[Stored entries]
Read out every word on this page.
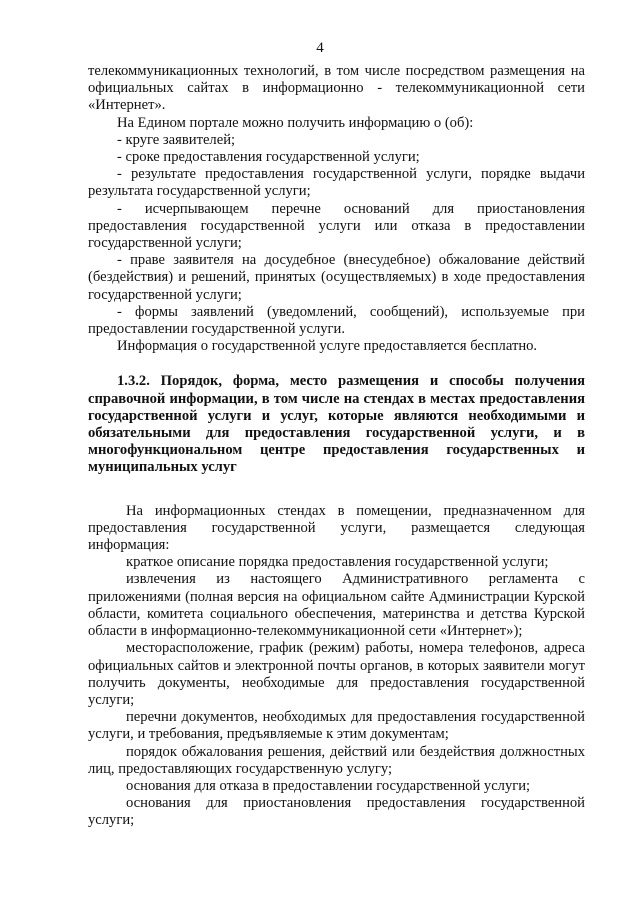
4

телекоммуникационных технологий, в том числе посредством размещения на официальных сайтах в информационно - телекоммуникационной сети «Интернет».

На Едином портале можно получить информацию о (об):

- круге заявителей;

- сроке предоставления государственной услуги;

- результате предоставления государственной услуги, порядке выдачи результата государственной услуги;

- исчерпывающем перечне оснований для приостановления предоставления государственной услуги или отказа в предоставлении государственной услуги;

- праве заявителя на досудебное (внесудебное) обжалование действий (бездействия) и решений, принятых (осуществляемых) в ходе предоставления государственной услуги;

- формы заявлений (уведомлений, сообщений), используемые при предоставлении государственной услуги.

Информация о государственной услуге предоставляется бесплатно.

1.3.2. Порядок, форма, место размещения и способы получения справочной информации, в том числе на стендах в местах предоставления государственной услуги и услуг, которые являются необходимыми и обязательными для предоставления государственной услуги, и в многофункциональном центре предоставления государственных и муниципальных услуг

На информационных стендах в помещении, предназначенном для предоставления государственной услуги, размещается следующая информация:

краткое описание порядка предоставления государственной услуги;

извлечения из настоящего Административного регламента с приложениями (полная версия на официальном сайте Администрации Курской области, комитета социального обеспечения, материнства и детства Курской области в информационно-телекоммуникационной сети «Интернет»);

месторасположение, график (режим) работы, номера телефонов, адреса официальных сайтов и электронной почты органов, в которых заявители могут получить документы, необходимые для предоставления государственной услуги;

перечни документов, необходимых для предоставления государственной услуги, и требования, предъявляемые к этим документам;

порядок обжалования решения, действий или бездействия должностных лиц, предоставляющих государственную услугу;

основания для отказа в предоставлении государственной услуги;

основания для приостановления предоставления государственной услуги;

## AIM
Reproduce the entries above exactly. Do not include the images.

## REPLY
Read out every word on this page.
4

телекоммуникационных технологий, в том числе посредством размещения на официальных сайтах в информационно - телекоммуникационной сети «Интернет».

На Едином портале можно получить информацию о (об):

- круге заявителей;

- сроке предоставления государственной услуги;

- результате предоставления государственной услуги, порядке выдачи результата государственной услуги;

- исчерпывающем перечне оснований для приостановления предоставления государственной услуги или отказа в предоставлении государственной услуги;

- праве заявителя на досудебное (внесудебное) обжалование действий (бездействия) и решений, принятых (осуществляемых) в ходе предоставления государственной услуги;

- формы заявлений (уведомлений, сообщений), используемые при предоставлении государственной услуги.

Информация о государственной услуге предоставляется бесплатно.

1.3.2. Порядок, форма, место размещения и способы получения справочной информации, в том числе на стендах в местах предоставления государственной услуги и услуг, которые являются необходимыми и обязательными для предоставления государственной услуги, и в многофункциональном центре предоставления государственных и муниципальных услуг

На информационных стендах в помещении, предназначенном для предоставления государственной услуги, размещается следующая информация:

краткое описание порядка предоставления государственной услуги;

извлечения из настоящего Административного регламента с приложениями (полная версия на официальном сайте Администрации Курской области, комитета социального обеспечения, материнства и детства Курской области в информационно-телекоммуникационной сети «Интернет»);

месторасположение, график (режим) работы, номера телефонов, адреса официальных сайтов и электронной почты органов, в которых заявители могут получить документы, необходимые для предоставления государственной услуги;

перечни документов, необходимых для предоставления государственной услуги, и требования, предъявляемые к этим документам;

порядок обжалования решения, действий или бездействия должностных лиц, предоставляющих государственную услугу;

основания для отказа в предоставлении государственной услуги;

основания для приостановления предоставления государственной услуги;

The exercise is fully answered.